GIVEN PASSAGE

▽

|Publication number||US6045426 A|
|Application number||US 09/373,248|
|Publication date||Apr 4, 2000|
|Filing date||Aug 12, 1999|
|Priority date||Aug 12, 1999|
|Publication number||09373248, 373248, US 6045426 A, US 6045426A, US-A-6045426, US6045426 A, US6045426A|
|Inventors||Chi-Hua Wang, Chao-Chi Peng|
|Original Assignee||Industrial Technology Research Institute|
|Export Citation||BiBTeX, EndNote, RefMan|
|Patent Citations (5), Referenced by (12), Classifications (9), Legal Events (6)|
|External Links: USPTO, USPTO Assignment, Espacenet|
The invention relates to the general field of field emission devices with particular reference to focusing electrodes and methods for their alignment.
Cold cathode electron emission devices are based on the phenomenon of high field emission wherein electrons can be emitted into a vacuum from a room temperature source if the local electric field at the surface in question is high enough. The creation of such high local electric fields does not necessarily require the application of very high voltage, provided the emitting surface has a sufficiently small radius of curvature.
The advent of semiconductor integrated circuit technology made possible the development and mass production of arrays of cold cathode emitters of this type. In most cases, cold cathode field emission displays comprise an array of very small conical emitters, each of which is connected to a source of negative voltage via a cathode conductor line or column. Another set of conductive lines (called gate lines) is located a short distance above the cathode lines and is orthogonally disposed relative to them, intersecting with them at the locations of the conical emitters or microtips, and connected to a source of positive voltage. Both the cathode and the gate line that relate to a particular microtip must be activated before there will be sufficient voltage to cause cold cathode emission.
The electrons that are emitted by the cold cathodes accelerate past openings in the gate lines and strike an electroluminescent panel that is located a short distance from the gate lines. In general, a significant number of microtips serve together as a single pixel (or subpixel) for the total display. Note that, even though the local electric field in the immediate vicinity of a microtip is in excess of 1 million volts/cm., the externally applied voltage is only of the order of 100 volts.
In FIG. 1 we show, in schematic cross-section, the basic elements of a typical cold cathode display. Metallic lines 1 are formed on the surface of an insulating substrate (not shown). Said lines are referred to as cathode columns. At regular intervals along the cathode columns, microtips 4 are formed. These are typically cones of height about one micron and base diameter about one micron and comprise molybdenum or silicon, though other materials may also be used. In many embodiments of the prior art, local ballast resistors (not shown here) may be in place between the cones and the cathode columns.

△

SUPPLIED INFORMATION

▽

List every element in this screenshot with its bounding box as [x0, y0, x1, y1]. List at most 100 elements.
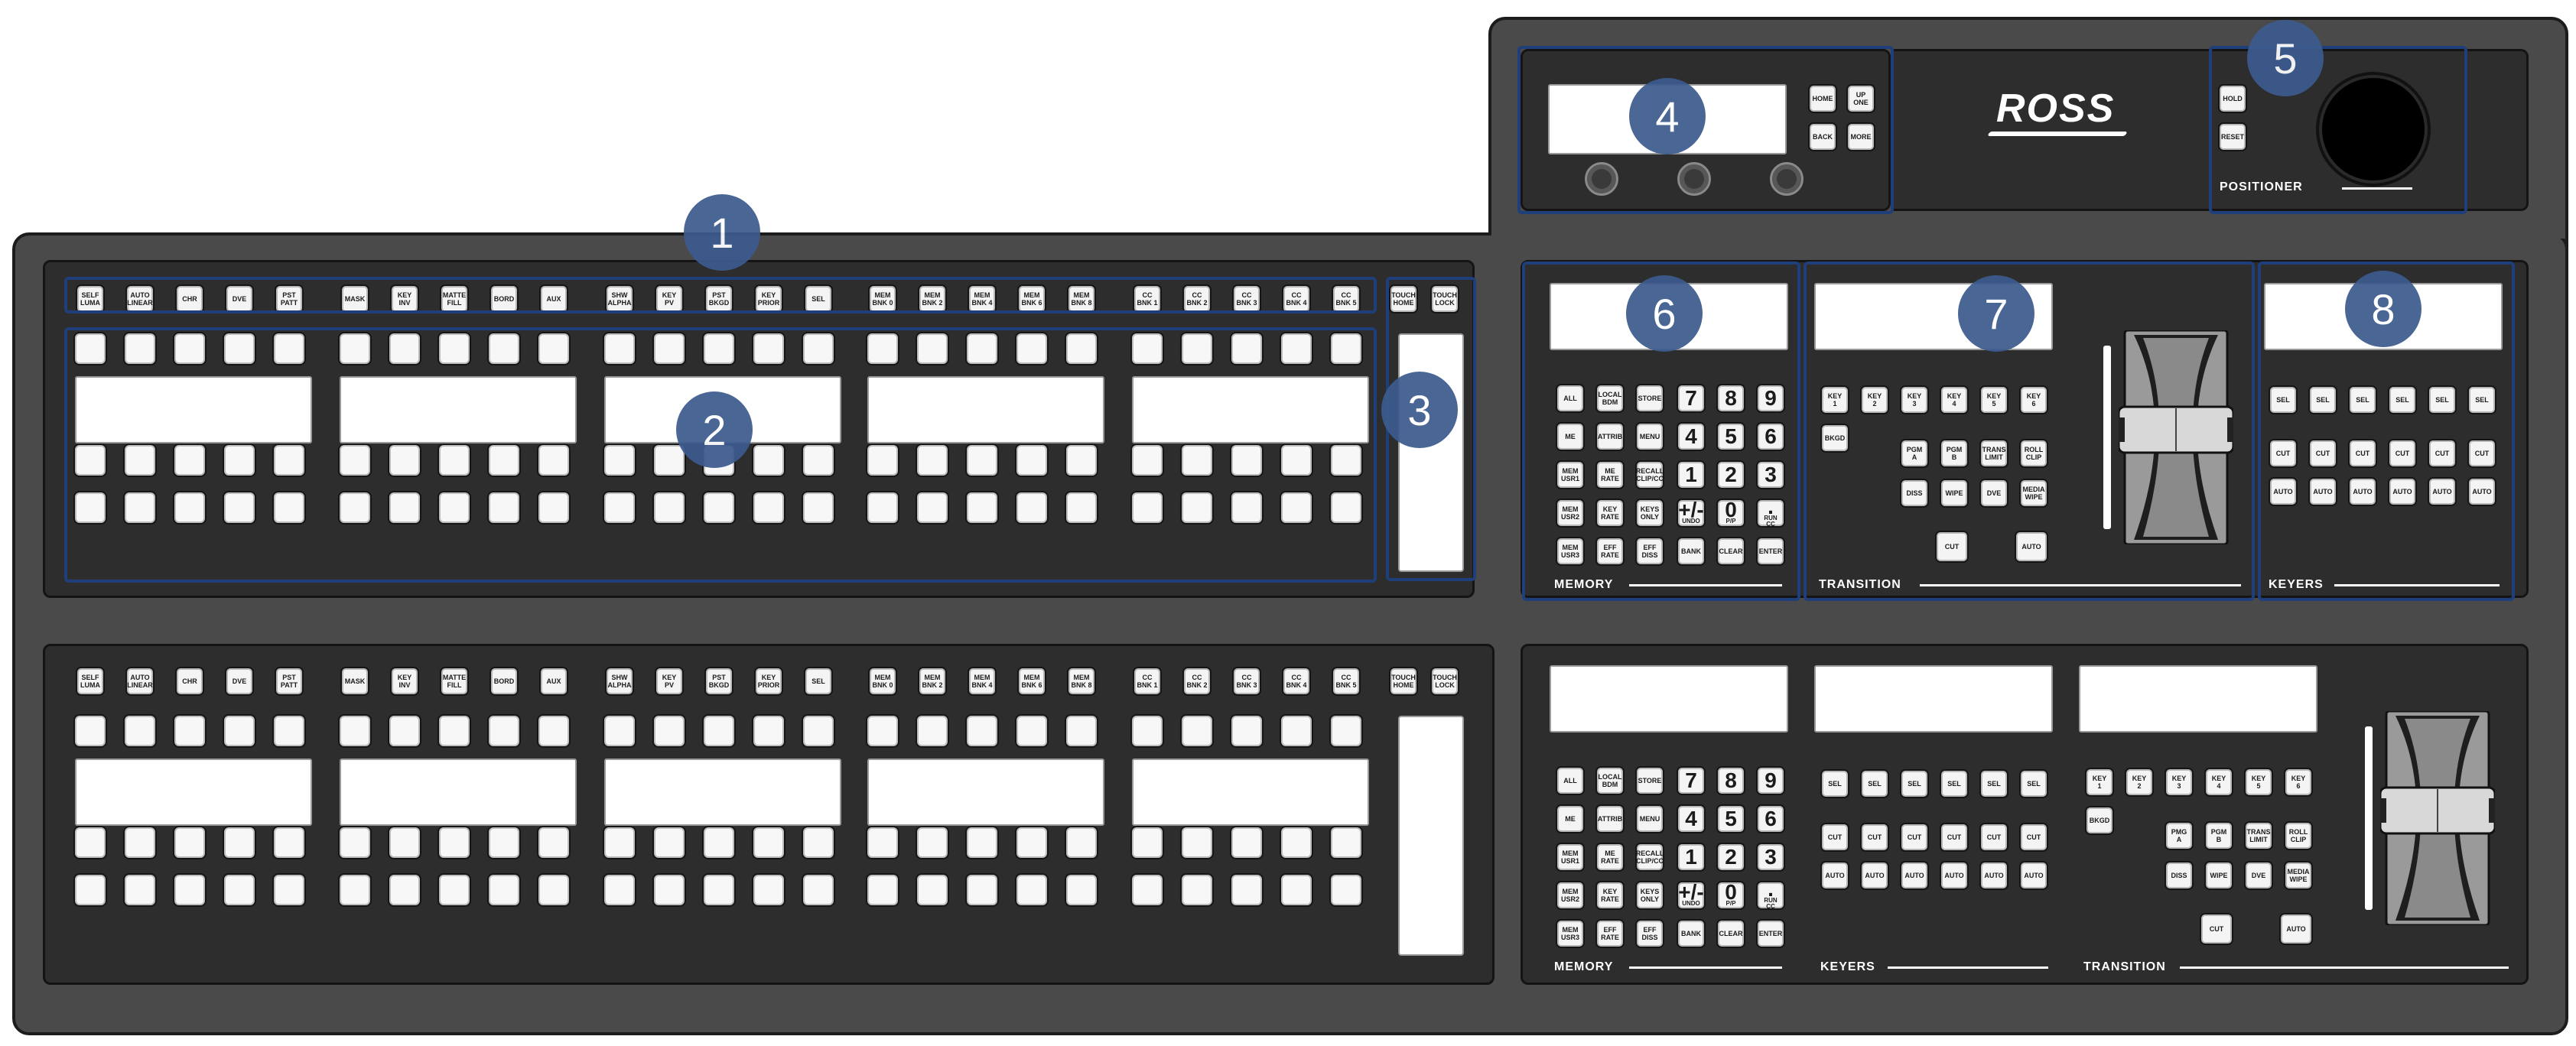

△

THE TASKS
• A. Sum up the patent text in two sentences.
• B. Answer these questions from the patent text:
(i) Who is the original assignee?
(ii) Roughly what externally applied voltage does a cold cathode display need?
(iii) What height and base diameter are given for the microtips in FIG. 1?
The data plays no part in any of this; work only from the patent text.

OUTPUTS BY TASK
• A. The patent text concerns field emission devices, especially focusing electrodes and ways to align them, and explains that a cold cathode can emit electrons into a vacuum at room temperature when the local electric field at a surface with a small enough radius of curvature is high enough. In a typical cold cathode display, arrays of tiny conical microtips sit on cathode columns crossed by gate lines, and when both lines for a microtip are activated, its electrons pass through gate openings and strike an electroluminescent panel.

• B.
(i) Industrial Technology Research Institute
(ii) Of the order of 100 volts
(iii) A height of about one micron and a base diameter of about one micron